=== BRIEF ===
Will you pull out every one of the rows below and reproduce each line character for character?

----------

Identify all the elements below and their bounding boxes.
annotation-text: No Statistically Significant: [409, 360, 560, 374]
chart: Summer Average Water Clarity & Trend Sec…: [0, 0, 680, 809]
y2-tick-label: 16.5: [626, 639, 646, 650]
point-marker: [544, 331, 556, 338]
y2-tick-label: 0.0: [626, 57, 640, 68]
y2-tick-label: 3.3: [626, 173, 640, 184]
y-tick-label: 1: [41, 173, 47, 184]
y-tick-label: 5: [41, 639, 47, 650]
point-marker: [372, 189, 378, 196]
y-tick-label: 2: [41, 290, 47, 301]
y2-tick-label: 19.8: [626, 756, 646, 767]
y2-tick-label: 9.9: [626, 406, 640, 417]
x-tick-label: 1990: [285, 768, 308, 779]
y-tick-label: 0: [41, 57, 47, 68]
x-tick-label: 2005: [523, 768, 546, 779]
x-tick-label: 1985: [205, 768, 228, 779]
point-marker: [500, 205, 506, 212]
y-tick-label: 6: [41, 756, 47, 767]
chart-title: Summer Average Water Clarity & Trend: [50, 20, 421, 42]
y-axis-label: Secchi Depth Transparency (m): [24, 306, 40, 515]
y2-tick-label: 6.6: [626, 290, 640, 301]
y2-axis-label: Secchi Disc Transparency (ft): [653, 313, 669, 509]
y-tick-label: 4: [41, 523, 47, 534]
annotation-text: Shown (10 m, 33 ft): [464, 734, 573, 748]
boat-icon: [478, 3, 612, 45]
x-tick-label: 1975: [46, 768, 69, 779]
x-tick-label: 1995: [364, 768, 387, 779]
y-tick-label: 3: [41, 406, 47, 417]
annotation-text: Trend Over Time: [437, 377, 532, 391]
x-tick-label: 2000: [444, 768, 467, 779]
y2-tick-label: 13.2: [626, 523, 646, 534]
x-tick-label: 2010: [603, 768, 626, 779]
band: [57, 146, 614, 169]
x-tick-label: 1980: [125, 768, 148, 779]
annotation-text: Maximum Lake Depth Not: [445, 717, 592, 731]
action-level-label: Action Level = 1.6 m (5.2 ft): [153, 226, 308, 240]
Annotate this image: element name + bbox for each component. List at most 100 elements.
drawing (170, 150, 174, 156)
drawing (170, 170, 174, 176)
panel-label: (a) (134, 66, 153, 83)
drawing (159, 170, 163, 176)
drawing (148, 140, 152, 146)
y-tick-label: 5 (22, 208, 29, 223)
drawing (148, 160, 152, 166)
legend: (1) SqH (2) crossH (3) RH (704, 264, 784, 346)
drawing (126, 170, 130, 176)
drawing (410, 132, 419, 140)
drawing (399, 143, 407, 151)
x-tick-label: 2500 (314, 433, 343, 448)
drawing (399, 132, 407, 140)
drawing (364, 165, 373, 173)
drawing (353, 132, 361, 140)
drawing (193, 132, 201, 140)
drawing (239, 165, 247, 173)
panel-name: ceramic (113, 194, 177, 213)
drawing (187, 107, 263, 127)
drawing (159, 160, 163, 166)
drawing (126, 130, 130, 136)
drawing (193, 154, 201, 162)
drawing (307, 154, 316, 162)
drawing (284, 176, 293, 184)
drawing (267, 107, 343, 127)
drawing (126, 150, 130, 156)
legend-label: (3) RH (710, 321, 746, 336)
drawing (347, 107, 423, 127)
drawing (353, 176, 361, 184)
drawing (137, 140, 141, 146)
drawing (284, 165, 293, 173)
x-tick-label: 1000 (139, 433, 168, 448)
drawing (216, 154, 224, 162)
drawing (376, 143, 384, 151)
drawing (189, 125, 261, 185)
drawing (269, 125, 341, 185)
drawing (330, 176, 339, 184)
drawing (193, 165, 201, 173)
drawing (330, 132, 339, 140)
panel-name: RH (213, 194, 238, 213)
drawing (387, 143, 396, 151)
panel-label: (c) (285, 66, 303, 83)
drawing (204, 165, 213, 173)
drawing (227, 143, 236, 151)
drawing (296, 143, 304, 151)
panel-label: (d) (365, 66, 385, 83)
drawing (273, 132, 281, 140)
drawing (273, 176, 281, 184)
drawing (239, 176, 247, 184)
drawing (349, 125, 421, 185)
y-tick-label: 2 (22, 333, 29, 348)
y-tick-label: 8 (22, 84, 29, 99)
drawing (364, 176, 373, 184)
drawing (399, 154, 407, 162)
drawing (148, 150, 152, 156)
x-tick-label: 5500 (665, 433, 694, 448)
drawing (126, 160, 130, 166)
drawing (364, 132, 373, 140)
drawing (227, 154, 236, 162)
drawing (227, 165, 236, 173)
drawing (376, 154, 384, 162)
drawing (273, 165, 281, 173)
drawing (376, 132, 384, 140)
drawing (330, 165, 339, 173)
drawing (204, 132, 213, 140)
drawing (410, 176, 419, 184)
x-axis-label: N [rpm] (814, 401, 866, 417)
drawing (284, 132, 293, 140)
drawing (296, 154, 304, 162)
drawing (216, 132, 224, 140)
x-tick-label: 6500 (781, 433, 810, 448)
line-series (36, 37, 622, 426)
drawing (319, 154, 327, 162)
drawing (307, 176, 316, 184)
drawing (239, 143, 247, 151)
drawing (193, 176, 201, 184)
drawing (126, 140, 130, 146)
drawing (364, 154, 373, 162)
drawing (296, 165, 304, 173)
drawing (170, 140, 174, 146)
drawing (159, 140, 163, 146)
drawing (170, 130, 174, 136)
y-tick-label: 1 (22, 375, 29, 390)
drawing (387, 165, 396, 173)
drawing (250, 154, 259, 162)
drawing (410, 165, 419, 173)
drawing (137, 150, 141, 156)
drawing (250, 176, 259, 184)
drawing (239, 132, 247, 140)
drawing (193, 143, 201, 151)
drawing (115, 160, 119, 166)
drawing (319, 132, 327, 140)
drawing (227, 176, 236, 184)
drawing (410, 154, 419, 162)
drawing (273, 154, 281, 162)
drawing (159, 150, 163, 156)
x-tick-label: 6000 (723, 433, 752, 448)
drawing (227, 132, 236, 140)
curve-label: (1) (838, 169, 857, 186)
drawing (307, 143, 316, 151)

----------

=== FULL SOLUTION ===
Identify all the elements below and their bounding boxes.
annotation-text: No Statistically Significant: [409, 360, 560, 374]
chart: Summer Average Water Clarity & Trend Sec…: [0, 0, 680, 809]
y2-tick-label: 16.5: [626, 639, 646, 650]
point-marker: [544, 331, 556, 338]
y2-tick-label: 0.0: [626, 57, 640, 68]
y2-tick-label: 3.3: [626, 173, 640, 184]
y-tick-label: 1: [41, 173, 47, 184]
y-tick-label: 5: [41, 639, 47, 650]
point-marker: [372, 189, 378, 196]
y-tick-label: 2: [41, 290, 47, 301]
y2-tick-label: 19.8: [626, 756, 646, 767]
y2-tick-label: 9.9: [626, 406, 640, 417]
x-tick-label: 1990: [285, 768, 308, 779]
y-tick-label: 0: [41, 57, 47, 68]
x-tick-label: 2005: [523, 768, 546, 779]
x-tick-label: 1985: [205, 768, 228, 779]
point-marker: [500, 205, 506, 212]
y-tick-label: 6: [41, 756, 47, 767]
chart-title: Summer Average Water Clarity & Trend: [50, 20, 421, 42]
y-axis-label: Secchi Depth Transparency (m): [24, 306, 40, 515]
y2-tick-label: 6.6: [626, 290, 640, 301]
y2-axis-label: Secchi Disc Transparency (ft): [653, 313, 669, 509]
y-tick-label: 4: [41, 523, 47, 534]
annotation-text: Shown (10 m, 33 ft): [464, 734, 573, 748]
boat-icon: [478, 3, 612, 45]
x-tick-label: 1975: [46, 768, 69, 779]
x-tick-label: 1995: [364, 768, 387, 779]
y-tick-label: 3: [41, 406, 47, 417]
annotation-text: Trend Over Time: [437, 377, 532, 391]
x-tick-label: 2000: [444, 768, 467, 779]
y2-tick-label: 13.2: [626, 523, 646, 534]
x-tick-label: 2010: [603, 768, 626, 779]
band: [57, 146, 614, 169]
x-tick-label: 1980: [125, 768, 148, 779]
annotation-text: Maximum Lake Depth Not: [445, 717, 592, 731]
action-level-label: Action Level = 1.6 m (5.2 ft): [153, 226, 308, 240]
Annotate this image: element name + bbox for each component. List at most 100 elements.
drawing (170, 150, 174, 156)
drawing (170, 170, 174, 176)
panel-label: (a) (134, 66, 153, 83)
drawing (159, 170, 163, 176)
drawing (148, 140, 152, 146)
y-tick-label: 5 (22, 208, 29, 223)
drawing (148, 160, 152, 166)
legend: (1) SqH (2) crossH (3) RH (704, 264, 784, 346)
drawing (126, 170, 130, 176)
drawing (410, 132, 419, 140)
drawing (399, 143, 407, 151)
x-tick-label: 2500 (314, 433, 343, 448)
drawing (399, 132, 407, 140)
drawing (364, 165, 373, 173)
drawing (353, 132, 361, 140)
drawing (193, 132, 201, 140)
drawing (239, 165, 247, 173)
panel-name: ceramic (113, 194, 177, 213)
drawing (187, 107, 263, 127)
drawing (159, 160, 163, 166)
drawing (126, 130, 130, 136)
drawing (193, 154, 201, 162)
drawing (307, 154, 316, 162)
drawing (284, 176, 293, 184)
drawing (267, 107, 343, 127)
drawing (126, 150, 130, 156)
legend-label: (3) RH (710, 321, 746, 336)
drawing (347, 107, 423, 127)
drawing (353, 176, 361, 184)
drawing (137, 140, 141, 146)
drawing (284, 165, 293, 173)
x-tick-label: 1000 (139, 433, 168, 448)
drawing (216, 154, 224, 162)
drawing (376, 143, 384, 151)
drawing (189, 125, 261, 185)
drawing (269, 125, 341, 185)
drawing (330, 176, 339, 184)
drawing (193, 165, 201, 173)
drawing (330, 132, 339, 140)
panel-name: RH (213, 194, 238, 213)
drawing (387, 143, 396, 151)
panel-label: (c) (285, 66, 303, 83)
drawing (204, 165, 213, 173)
drawing (227, 143, 236, 151)
drawing (296, 143, 304, 151)
panel-label: (d) (365, 66, 385, 83)
drawing (273, 132, 281, 140)
drawing (273, 176, 281, 184)
drawing (239, 176, 247, 184)
drawing (349, 125, 421, 185)
y-tick-label: 2 (22, 333, 29, 348)
y-tick-label: 8 (22, 84, 29, 99)
drawing (364, 176, 373, 184)
drawing (399, 154, 407, 162)
drawing (148, 150, 152, 156)
x-tick-label: 5500 (665, 433, 694, 448)
drawing (126, 160, 130, 166)
drawing (364, 132, 373, 140)
drawing (227, 154, 236, 162)
drawing (227, 165, 236, 173)
drawing (376, 154, 384, 162)
drawing (273, 165, 281, 173)
drawing (376, 132, 384, 140)
drawing (330, 165, 339, 173)
drawing (204, 132, 213, 140)
drawing (410, 176, 419, 184)
x-axis-label: N [rpm] (814, 401, 866, 417)
drawing (284, 132, 293, 140)
drawing (296, 154, 304, 162)
drawing (216, 132, 224, 140)
x-tick-label: 6500 (781, 433, 810, 448)
line-series (36, 37, 622, 426)
drawing (319, 154, 327, 162)
drawing (307, 176, 316, 184)
drawing (239, 143, 247, 151)
drawing (193, 176, 201, 184)
drawing (126, 140, 130, 146)
drawing (364, 154, 373, 162)
drawing (296, 165, 304, 173)
drawing (170, 140, 174, 146)
drawing (159, 140, 163, 146)
drawing (170, 130, 174, 136)
y-tick-label: 1 (22, 375, 29, 390)
drawing (387, 165, 396, 173)
drawing (250, 154, 259, 162)
drawing (410, 165, 419, 173)
drawing (137, 150, 141, 156)
drawing (250, 176, 259, 184)
drawing (239, 132, 247, 140)
drawing (193, 143, 201, 151)
drawing (115, 160, 119, 166)
drawing (319, 132, 327, 140)
drawing (227, 176, 236, 184)
drawing (410, 154, 419, 162)
drawing (273, 154, 281, 162)
drawing (159, 150, 163, 156)
x-tick-label: 6000 (723, 433, 752, 448)
drawing (227, 132, 236, 140)
curve-label: (1) (838, 169, 857, 186)
drawing (307, 143, 316, 151)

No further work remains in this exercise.